What the exercise asks => Your answer should be a single number: the count of lines that include "such".
• • •
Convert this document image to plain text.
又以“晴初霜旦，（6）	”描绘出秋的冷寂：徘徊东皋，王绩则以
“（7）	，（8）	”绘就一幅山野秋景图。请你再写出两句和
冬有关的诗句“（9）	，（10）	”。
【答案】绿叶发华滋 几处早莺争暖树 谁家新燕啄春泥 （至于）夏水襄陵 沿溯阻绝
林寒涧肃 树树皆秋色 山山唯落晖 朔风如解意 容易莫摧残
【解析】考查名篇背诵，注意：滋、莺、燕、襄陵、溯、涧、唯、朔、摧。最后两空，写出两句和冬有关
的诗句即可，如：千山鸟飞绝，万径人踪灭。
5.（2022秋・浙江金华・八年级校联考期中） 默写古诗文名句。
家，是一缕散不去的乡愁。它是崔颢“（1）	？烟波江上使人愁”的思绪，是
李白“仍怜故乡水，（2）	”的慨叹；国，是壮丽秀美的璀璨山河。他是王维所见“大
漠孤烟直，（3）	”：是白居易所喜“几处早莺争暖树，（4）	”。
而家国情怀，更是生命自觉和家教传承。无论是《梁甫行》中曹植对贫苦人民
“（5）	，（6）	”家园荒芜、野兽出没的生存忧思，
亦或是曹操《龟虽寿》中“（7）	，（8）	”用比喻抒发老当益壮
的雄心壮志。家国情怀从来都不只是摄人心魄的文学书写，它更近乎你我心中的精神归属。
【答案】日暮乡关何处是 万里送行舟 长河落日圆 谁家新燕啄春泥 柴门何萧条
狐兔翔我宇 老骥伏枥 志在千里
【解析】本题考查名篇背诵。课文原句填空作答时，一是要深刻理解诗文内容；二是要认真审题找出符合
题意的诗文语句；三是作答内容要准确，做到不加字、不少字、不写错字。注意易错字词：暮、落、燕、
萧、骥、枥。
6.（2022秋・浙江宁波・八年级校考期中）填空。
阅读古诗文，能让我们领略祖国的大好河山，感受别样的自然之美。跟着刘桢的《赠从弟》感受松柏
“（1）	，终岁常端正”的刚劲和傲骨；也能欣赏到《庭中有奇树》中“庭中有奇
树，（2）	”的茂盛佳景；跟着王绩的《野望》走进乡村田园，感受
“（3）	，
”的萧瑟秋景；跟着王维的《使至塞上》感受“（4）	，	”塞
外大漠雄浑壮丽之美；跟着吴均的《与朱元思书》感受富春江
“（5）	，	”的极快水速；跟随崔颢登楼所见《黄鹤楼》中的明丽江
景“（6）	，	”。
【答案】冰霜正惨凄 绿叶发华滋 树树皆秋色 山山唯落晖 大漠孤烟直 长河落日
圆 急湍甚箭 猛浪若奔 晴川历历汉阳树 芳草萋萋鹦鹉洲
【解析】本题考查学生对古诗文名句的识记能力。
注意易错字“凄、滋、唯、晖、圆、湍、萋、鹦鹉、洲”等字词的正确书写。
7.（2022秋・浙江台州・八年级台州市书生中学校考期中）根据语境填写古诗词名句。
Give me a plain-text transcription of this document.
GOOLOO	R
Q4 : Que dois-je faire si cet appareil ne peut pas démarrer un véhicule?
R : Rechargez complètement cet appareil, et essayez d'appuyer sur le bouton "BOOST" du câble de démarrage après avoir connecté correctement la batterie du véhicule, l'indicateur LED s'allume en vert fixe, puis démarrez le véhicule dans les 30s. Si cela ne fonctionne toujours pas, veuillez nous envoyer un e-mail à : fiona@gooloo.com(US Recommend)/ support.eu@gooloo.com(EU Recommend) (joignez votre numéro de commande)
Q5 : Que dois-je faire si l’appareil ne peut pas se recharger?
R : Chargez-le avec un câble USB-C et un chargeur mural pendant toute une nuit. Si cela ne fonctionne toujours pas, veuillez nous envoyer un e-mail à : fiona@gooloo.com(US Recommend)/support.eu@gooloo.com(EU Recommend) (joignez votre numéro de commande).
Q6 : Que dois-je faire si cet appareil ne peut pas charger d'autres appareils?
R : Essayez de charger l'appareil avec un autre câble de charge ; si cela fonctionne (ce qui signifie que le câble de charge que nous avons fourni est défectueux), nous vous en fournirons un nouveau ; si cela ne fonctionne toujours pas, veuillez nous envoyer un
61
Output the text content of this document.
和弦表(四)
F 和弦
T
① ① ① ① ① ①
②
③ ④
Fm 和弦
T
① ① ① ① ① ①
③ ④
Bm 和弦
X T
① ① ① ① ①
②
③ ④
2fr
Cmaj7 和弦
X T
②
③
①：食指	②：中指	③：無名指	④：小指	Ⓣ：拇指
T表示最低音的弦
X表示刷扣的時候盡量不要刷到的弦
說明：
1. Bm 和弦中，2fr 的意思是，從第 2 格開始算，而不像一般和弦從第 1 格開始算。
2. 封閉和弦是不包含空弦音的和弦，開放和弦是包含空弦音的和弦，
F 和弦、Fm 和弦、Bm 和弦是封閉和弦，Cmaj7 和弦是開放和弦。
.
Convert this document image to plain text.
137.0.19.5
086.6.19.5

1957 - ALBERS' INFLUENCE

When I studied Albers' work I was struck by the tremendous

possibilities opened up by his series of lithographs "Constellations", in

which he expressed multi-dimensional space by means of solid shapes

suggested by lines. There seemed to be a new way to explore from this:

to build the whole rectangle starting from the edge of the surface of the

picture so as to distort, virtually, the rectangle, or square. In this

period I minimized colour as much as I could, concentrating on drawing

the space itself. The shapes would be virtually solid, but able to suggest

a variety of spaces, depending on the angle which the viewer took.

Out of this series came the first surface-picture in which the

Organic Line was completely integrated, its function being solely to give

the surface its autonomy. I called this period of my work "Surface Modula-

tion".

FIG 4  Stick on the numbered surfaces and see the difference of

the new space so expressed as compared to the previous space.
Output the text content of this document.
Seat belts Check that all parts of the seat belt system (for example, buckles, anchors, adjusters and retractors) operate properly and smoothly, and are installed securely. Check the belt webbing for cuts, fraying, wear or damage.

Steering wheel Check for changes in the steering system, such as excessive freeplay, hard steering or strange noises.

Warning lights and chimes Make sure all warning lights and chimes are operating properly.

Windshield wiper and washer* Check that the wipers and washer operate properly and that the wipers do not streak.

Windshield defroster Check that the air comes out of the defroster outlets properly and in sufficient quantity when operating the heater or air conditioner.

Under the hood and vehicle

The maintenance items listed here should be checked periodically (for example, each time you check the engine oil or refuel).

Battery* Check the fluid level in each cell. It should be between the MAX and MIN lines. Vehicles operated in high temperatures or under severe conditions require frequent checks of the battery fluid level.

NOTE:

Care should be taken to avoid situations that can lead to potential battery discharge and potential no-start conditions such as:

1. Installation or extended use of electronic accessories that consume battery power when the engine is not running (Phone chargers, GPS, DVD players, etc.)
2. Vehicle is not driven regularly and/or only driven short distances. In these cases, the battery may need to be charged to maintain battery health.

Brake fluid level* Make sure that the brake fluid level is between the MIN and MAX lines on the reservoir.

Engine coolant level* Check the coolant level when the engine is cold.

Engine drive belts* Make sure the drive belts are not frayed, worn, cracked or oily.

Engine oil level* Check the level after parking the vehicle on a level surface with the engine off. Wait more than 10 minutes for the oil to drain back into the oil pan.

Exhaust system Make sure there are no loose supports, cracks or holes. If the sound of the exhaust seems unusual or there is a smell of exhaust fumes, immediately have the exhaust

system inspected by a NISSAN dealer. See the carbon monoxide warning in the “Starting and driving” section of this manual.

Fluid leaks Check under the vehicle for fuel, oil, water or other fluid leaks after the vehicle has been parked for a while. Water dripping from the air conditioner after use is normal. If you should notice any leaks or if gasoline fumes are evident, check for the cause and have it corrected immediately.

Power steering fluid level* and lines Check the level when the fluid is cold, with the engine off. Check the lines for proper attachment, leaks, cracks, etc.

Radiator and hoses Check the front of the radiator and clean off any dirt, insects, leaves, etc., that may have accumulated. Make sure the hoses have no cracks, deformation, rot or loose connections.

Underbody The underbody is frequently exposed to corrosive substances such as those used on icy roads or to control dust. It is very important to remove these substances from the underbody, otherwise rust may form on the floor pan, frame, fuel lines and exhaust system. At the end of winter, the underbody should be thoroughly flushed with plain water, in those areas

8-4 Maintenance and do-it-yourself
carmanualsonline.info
• • •
Full answer => 3